WHAT TO DO. Examine the material below. Gather every line in which the string "legend" appears.

## Begin DATA ROWS

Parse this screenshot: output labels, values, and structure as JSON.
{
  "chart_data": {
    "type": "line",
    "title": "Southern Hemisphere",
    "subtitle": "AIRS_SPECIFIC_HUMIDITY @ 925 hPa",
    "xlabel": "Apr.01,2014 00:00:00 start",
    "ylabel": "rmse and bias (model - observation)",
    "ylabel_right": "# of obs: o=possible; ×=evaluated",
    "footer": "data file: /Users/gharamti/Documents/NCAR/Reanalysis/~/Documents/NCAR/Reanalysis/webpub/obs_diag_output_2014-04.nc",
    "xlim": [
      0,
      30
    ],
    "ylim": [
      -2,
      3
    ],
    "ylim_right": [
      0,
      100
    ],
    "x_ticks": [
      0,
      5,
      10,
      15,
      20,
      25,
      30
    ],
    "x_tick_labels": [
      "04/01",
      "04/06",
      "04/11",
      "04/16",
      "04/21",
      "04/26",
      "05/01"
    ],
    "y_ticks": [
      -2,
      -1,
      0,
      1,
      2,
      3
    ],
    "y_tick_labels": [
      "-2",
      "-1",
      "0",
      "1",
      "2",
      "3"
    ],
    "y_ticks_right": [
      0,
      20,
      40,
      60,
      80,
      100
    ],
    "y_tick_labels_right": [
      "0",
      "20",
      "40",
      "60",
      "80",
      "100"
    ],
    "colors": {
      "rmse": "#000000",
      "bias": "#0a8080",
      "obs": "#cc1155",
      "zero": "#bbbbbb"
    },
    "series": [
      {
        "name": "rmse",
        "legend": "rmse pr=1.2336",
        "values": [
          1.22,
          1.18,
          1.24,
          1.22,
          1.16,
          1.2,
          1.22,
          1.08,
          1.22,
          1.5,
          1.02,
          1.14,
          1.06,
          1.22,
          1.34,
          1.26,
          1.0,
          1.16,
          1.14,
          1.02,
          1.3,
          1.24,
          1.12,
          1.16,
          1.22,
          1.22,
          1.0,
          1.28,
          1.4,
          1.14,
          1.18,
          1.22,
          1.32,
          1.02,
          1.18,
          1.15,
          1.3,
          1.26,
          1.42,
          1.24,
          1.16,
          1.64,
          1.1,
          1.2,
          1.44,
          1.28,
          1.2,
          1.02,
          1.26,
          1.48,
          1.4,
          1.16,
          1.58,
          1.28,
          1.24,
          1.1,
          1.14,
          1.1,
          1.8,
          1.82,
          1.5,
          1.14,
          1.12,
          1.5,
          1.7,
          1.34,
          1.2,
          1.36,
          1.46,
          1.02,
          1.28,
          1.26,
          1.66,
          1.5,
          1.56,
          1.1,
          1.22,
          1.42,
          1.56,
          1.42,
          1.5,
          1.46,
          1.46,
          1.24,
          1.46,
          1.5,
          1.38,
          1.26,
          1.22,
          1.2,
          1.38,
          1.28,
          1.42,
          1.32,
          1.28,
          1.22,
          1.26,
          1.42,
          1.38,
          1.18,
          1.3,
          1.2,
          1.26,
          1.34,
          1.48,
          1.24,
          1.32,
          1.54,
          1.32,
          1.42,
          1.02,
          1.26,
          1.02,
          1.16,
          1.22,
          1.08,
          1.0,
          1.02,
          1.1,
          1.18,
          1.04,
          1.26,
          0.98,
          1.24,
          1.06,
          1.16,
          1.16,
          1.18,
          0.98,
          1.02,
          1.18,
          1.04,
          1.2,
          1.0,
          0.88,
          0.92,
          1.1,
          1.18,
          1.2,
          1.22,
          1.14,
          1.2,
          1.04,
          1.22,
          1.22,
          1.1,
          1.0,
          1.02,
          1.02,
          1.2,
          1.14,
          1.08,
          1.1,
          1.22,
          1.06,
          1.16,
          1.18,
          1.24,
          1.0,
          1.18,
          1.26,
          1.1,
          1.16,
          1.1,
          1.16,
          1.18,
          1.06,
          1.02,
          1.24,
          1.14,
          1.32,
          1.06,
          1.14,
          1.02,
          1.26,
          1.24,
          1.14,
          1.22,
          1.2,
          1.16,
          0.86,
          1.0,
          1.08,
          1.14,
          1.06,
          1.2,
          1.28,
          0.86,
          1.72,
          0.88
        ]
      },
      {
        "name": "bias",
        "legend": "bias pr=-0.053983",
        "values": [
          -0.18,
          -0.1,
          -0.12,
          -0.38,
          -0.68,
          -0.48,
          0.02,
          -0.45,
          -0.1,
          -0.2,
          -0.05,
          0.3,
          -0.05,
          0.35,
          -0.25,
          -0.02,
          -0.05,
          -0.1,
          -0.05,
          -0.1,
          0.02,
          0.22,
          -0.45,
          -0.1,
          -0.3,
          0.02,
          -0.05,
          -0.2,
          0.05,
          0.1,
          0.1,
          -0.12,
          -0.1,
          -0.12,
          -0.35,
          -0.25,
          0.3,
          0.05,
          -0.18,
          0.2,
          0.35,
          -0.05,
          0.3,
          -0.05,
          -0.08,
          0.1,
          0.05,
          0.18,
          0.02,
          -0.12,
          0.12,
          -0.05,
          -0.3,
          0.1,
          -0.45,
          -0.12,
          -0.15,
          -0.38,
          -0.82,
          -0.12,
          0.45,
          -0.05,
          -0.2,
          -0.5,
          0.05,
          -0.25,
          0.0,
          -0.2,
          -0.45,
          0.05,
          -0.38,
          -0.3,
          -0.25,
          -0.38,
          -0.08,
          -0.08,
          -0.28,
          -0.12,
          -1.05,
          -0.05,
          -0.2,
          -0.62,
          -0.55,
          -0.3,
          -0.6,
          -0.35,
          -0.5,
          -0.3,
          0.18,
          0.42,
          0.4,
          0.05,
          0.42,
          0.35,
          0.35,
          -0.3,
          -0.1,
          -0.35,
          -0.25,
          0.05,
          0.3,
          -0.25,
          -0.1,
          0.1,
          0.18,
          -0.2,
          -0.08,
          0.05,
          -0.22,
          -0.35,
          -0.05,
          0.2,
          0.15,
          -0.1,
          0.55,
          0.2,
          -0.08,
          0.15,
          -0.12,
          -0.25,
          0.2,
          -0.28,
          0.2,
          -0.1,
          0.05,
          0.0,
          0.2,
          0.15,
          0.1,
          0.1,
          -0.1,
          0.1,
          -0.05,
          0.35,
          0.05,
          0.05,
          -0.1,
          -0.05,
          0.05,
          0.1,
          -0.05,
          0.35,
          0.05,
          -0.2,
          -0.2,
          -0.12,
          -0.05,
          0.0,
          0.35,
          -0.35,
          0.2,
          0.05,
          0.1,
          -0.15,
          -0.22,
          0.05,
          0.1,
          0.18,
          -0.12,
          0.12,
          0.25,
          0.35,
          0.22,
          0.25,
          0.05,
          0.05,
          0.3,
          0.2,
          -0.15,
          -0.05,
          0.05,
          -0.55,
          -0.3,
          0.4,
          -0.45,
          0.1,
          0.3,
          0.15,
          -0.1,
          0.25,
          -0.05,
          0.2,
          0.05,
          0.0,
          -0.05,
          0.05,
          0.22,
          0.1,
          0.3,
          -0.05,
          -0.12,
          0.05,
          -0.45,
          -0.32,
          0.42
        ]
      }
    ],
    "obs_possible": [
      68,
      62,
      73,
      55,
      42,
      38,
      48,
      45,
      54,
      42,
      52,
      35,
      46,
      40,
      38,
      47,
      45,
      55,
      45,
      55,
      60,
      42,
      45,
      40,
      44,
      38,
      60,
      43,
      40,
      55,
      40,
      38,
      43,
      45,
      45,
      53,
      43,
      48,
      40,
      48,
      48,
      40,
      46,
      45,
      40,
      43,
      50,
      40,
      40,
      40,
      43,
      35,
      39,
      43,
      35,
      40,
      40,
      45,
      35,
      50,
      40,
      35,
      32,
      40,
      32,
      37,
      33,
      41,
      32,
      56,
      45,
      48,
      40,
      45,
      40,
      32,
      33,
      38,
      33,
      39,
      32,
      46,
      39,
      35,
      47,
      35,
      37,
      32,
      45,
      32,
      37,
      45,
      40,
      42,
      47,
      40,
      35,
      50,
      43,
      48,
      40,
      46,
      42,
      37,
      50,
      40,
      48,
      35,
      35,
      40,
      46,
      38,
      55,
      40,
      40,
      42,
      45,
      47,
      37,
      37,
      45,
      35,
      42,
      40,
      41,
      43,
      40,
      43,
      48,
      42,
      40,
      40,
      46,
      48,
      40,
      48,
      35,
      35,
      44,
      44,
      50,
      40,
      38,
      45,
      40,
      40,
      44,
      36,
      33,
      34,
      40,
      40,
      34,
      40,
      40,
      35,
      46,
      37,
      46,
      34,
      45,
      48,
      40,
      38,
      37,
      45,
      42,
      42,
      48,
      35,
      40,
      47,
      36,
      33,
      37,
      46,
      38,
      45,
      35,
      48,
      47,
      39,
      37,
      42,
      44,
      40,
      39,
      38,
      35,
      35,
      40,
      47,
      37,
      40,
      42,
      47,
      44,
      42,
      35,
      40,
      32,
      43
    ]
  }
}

## End DATA ROWS

REPLY.
        "legend": "rmse pr=1.2336",
        "legend": "bias pr=-0.053983",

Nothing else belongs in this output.